▸ DATASET RECORDS:

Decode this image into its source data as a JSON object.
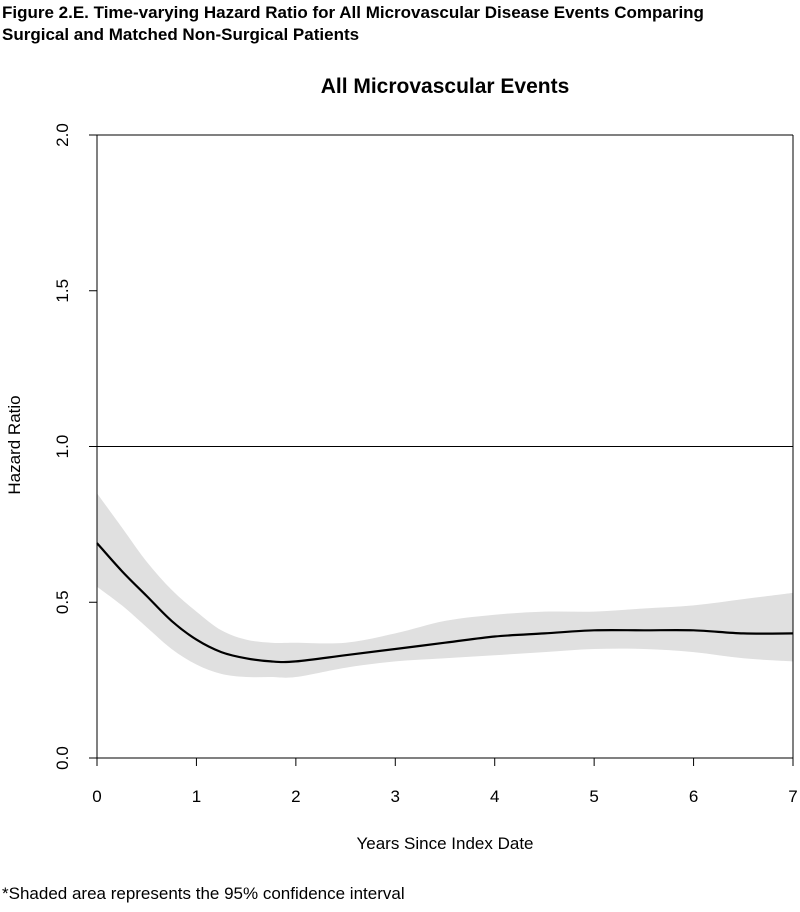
{
  "figure": {
    "caption_line1": "Figure 2.E. Time-varying Hazard Ratio for All Microvascular Disease Events Comparing",
    "caption_line2": "Surgical and Matched Non-Surgical Patients",
    "footnote": "*Shaded area represents the 95% confidence interval"
  },
  "chart_data": {
    "type": "line",
    "title": "All Microvascular Events",
    "xlabel": "Years Since Index Date",
    "ylabel": "Hazard Ratio",
    "xlim": [
      0,
      7
    ],
    "ylim": [
      0,
      2
    ],
    "x_ticks": [
      "0",
      "1",
      "2",
      "3",
      "4",
      "5",
      "6",
      "7"
    ],
    "y_ticks": [
      "0.0",
      "0.5",
      "1.0",
      "1.5",
      "2.0"
    ],
    "reference_line": 1.0,
    "grid": false,
    "x": [
      0,
      0.25,
      0.5,
      0.75,
      1,
      1.25,
      1.5,
      1.75,
      2,
      2.5,
      3,
      3.5,
      4,
      4.5,
      5,
      5.5,
      6,
      6.5,
      7
    ],
    "series": [
      {
        "values": [
          0.69,
          0.6,
          0.52,
          0.44,
          0.38,
          0.34,
          0.32,
          0.31,
          0.31,
          0.33,
          0.35,
          0.37,
          0.39,
          0.4,
          0.41,
          0.41,
          0.41,
          0.4,
          0.4
        ]
      }
    ],
    "ci_lower": [
      0.55,
      0.49,
      0.42,
      0.35,
      0.3,
      0.27,
      0.26,
      0.26,
      0.26,
      0.29,
      0.31,
      0.32,
      0.33,
      0.34,
      0.35,
      0.35,
      0.34,
      0.32,
      0.31
    ],
    "ci_upper": [
      0.85,
      0.74,
      0.63,
      0.54,
      0.47,
      0.41,
      0.38,
      0.37,
      0.37,
      0.37,
      0.4,
      0.44,
      0.46,
      0.47,
      0.47,
      0.48,
      0.49,
      0.51,
      0.53
    ],
    "colors": {
      "line": "#000000",
      "ci_band": "#e0e0e0",
      "axis": "#000000"
    }
  }
}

▸ AIM OF THE TASK: Show every line in the listing above that carries the word "Ratio".

▸ ANSWER TO THE EXERCISE:
    "caption_line1": "Figure 2.E. Time-varying Hazard Ratio for All Microvascular Disease Events Comparing",
    "ylabel": "Hazard Ratio",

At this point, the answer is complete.